[Lines of data]
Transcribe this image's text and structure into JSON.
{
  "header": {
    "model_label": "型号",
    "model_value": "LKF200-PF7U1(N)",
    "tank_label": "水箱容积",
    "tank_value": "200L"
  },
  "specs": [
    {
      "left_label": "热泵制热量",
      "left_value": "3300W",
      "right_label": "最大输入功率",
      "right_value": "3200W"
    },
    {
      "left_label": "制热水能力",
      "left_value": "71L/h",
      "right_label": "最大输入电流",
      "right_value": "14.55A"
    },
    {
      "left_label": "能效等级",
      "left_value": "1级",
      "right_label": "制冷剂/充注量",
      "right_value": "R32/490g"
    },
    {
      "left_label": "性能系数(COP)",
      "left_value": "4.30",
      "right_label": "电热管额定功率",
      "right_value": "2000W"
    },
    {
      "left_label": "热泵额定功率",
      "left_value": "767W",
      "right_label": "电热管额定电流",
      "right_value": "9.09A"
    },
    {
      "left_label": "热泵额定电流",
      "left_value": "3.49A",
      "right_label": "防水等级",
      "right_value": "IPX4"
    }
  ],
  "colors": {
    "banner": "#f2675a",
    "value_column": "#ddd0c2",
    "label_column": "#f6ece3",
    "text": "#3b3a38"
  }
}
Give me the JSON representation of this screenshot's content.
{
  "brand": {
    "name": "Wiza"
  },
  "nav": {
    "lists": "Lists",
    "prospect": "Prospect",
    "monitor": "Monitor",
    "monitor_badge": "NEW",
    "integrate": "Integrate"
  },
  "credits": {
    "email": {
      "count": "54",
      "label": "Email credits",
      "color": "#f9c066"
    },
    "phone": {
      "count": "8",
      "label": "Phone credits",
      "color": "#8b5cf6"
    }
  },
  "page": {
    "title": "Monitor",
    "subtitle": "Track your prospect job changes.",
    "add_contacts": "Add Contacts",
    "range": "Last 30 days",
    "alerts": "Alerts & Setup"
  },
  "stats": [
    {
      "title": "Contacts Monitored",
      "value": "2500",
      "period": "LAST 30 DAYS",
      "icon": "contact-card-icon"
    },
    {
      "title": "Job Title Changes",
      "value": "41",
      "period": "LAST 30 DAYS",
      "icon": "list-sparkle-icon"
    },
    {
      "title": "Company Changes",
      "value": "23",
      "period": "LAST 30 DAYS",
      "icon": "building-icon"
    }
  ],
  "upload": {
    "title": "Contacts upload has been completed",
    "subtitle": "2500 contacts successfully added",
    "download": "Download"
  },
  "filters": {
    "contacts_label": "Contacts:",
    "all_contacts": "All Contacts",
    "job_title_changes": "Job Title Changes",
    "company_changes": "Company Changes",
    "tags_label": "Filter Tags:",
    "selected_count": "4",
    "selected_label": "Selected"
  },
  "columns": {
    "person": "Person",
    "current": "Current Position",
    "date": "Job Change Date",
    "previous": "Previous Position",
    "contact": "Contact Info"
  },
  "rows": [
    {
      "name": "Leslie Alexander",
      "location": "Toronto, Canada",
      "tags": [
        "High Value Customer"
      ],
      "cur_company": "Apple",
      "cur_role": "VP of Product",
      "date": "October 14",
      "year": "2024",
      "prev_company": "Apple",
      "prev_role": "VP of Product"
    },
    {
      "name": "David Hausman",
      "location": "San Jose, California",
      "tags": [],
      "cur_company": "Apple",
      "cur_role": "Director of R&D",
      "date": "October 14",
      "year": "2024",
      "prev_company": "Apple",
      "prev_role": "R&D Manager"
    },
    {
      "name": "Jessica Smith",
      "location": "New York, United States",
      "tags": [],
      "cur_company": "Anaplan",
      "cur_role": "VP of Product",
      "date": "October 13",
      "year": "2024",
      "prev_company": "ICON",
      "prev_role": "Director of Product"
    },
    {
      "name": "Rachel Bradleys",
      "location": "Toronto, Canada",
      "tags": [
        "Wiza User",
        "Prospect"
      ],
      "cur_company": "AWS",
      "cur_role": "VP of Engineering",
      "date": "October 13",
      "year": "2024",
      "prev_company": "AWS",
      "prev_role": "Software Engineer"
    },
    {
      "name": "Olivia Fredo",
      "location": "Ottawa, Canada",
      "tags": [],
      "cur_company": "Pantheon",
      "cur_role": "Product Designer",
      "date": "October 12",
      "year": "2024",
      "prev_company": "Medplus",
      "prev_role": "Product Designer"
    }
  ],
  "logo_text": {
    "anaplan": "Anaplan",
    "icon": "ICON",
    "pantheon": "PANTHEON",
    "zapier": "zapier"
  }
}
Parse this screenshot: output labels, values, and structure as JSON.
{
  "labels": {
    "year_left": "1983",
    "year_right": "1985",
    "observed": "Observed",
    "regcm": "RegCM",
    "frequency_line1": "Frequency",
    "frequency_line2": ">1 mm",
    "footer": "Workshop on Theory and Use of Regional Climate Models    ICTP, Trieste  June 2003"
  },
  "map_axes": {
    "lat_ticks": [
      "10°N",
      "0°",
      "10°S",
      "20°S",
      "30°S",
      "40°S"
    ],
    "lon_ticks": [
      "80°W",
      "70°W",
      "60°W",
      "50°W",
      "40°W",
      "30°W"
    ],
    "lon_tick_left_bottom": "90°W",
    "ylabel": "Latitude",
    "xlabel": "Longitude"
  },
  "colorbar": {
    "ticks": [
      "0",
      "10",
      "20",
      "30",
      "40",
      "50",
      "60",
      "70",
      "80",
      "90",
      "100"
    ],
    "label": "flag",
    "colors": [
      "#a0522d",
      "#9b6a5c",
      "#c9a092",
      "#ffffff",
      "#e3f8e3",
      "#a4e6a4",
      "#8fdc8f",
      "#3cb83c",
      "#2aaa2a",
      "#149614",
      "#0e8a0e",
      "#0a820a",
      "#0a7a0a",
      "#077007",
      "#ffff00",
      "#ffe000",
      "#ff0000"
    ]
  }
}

**TASK:** Each line must be given again exactly as written above.

**RESULT OF THE TASK:**
Transcribe this image's text and structure into JSON.
{
  "header": {
    "model_label": "型号",
    "model_value": "LKF200-PF7U1(N)",
    "tank_label": "水箱容积",
    "tank_value": "200L"
  },
  "specs": [
    {
      "left_label": "热泵制热量",
      "left_value": "3300W",
      "right_label": "最大输入功率",
      "right_value": "3200W"
    },
    {
      "left_label": "制热水能力",
      "left_value": "71L/h",
      "right_label": "最大输入电流",
      "right_value": "14.55A"
    },
    {
      "left_label": "能效等级",
      "left_value": "1级",
      "right_label": "制冷剂/充注量",
      "right_value": "R32/490g"
    },
    {
      "left_label": "性能系数(COP)",
      "left_value": "4.30",
      "right_label": "电热管额定功率",
      "right_value": "2000W"
    },
    {
      "left_label": "热泵额定功率",
      "left_value": "767W",
      "right_label": "电热管额定电流",
      "right_value": "9.09A"
    },
    {
      "left_label": "热泵额定电流",
      "left_value": "3.49A",
      "right_label": "防水等级",
      "right_value": "IPX4"
    }
  ],
  "colors": {
    "banner": "#f2675a",
    "value_column": "#ddd0c2",
    "label_column": "#f6ece3",
    "text": "#3b3a38"
  }
}
Give me the JSON representation of this screenshot's content.
{
  "brand": {
    "name": "Wiza"
  },
  "nav": {
    "lists": "Lists",
    "prospect": "Prospect",
    "monitor": "Monitor",
    "monitor_badge": "NEW",
    "integrate": "Integrate"
  },
  "credits": {
    "email": {
      "count": "54",
      "label": "Email credits",
      "color": "#f9c066"
    },
    "phone": {
      "count": "8",
      "label": "Phone credits",
      "color": "#8b5cf6"
    }
  },
  "page": {
    "title": "Monitor",
    "subtitle": "Track your prospect job changes.",
    "add_contacts": "Add Contacts",
    "range": "Last 30 days",
    "alerts": "Alerts & Setup"
  },
  "stats": [
    {
      "title": "Contacts Monitored",
      "value": "2500",
      "period": "LAST 30 DAYS",
      "icon": "contact-card-icon"
    },
    {
      "title": "Job Title Changes",
      "value": "41",
      "period": "LAST 30 DAYS",
      "icon": "list-sparkle-icon"
    },
    {
      "title": "Company Changes",
      "value": "23",
      "period": "LAST 30 DAYS",
      "icon": "building-icon"
    }
  ],
  "upload": {
    "title": "Contacts upload has been completed",
    "subtitle": "2500 contacts successfully added",
    "download": "Download"
  },
  "filters": {
    "contacts_label": "Contacts:",
    "all_contacts": "All Contacts",
    "job_title_changes": "Job Title Changes",
    "company_changes": "Company Changes",
    "tags_label": "Filter Tags:",
    "selected_count": "4",
    "selected_label": "Selected"
  },
  "columns": {
    "person": "Person",
    "current": "Current Position",
    "date": "Job Change Date",
    "previous": "Previous Position",
    "contact": "Contact Info"
  },
  "rows": [
    {
      "name": "Leslie Alexander",
      "location": "Toronto, Canada",
      "tags": [
        "High Value Customer"
      ],
      "cur_company": "Apple",
      "cur_role": "VP of Product",
      "date": "October 14",
      "year": "2024",
      "prev_company": "Apple",
      "prev_role": "VP of Product"
    },
    {
      "name": "David Hausman",
      "location": "San Jose, California",
      "tags": [],
      "cur_company": "Apple",
      "cur_role": "Director of R&D",
      "date": "October 14",
      "year": "2024",
      "prev_company": "Apple",
      "prev_role": "R&D Manager"
    },
    {
      "name": "Jessica Smith",
      "location": "New York, United States",
      "tags": [],
      "cur_company": "Anaplan",
      "cur_role": "VP of Product",
      "date": "October 13",
      "year": "2024",
      "prev_company": "ICON",
      "prev_role": "Director of Product"
    },
    {
      "name": "Rachel Bradleys",
      "location": "Toronto, Canada",
      "tags": [
        "Wiza User",
        "Prospect"
      ],
      "cur_company": "AWS",
      "cur_role": "VP of Engineering",
      "date": "October 13",
      "year": "2024",
      "prev_company": "AWS",
      "prev_role": "Software Engineer"
    },
    {
      "name": "Olivia Fredo",
      "location": "Ottawa, Canada",
      "tags": [],
      "cur_company": "Pantheon",
      "cur_role": "Product Designer",
      "date": "October 12",
      "year": "2024",
      "prev_company": "Medplus",
      "prev_role": "Product Designer"
    }
  ],
  "logo_text": {
    "anaplan": "Anaplan",
    "icon": "ICON",
    "pantheon": "PANTHEON",
    "zapier": "zapier"
  }
}
Parse this screenshot: output labels, values, and structure as JSON.
{
  "labels": {
    "year_left": "1983",
    "year_right": "1985",
    "observed": "Observed",
    "regcm": "RegCM",
    "frequency_line1": "Frequency",
    "frequency_line2": ">1 mm",
    "footer": "Workshop on Theory and Use of Regional Climate Models    ICTP, Trieste  June 2003"
  },
  "map_axes": {
    "lat_ticks": [
      "10°N",
      "0°",
      "10°S",
      "20°S",
      "30°S",
      "40°S"
    ],
    "lon_ticks": [
      "80°W",
      "70°W",
      "60°W",
      "50°W",
      "40°W",
      "30°W"
    ],
    "lon_tick_left_bottom": "90°W",
    "ylabel": "Latitude",
    "xlabel": "Longitude"
  },
  "colorbar": {
    "ticks": [
      "0",
      "10",
      "20",
      "30",
      "40",
      "50",
      "60",
      "70",
      "80",
      "90",
      "100"
    ],
    "label": "flag",
    "colors": [
      "#a0522d",
      "#9b6a5c",
      "#c9a092",
      "#ffffff",
      "#e3f8e3",
      "#a4e6a4",
      "#8fdc8f",
      "#3cb83c",
      "#2aaa2a",
      "#149614",
      "#0e8a0e",
      "#0a820a",
      "#0a7a0a",
      "#077007",
      "#ffff00",
      "#ffe000",
      "#ff0000"
    ]
  }
}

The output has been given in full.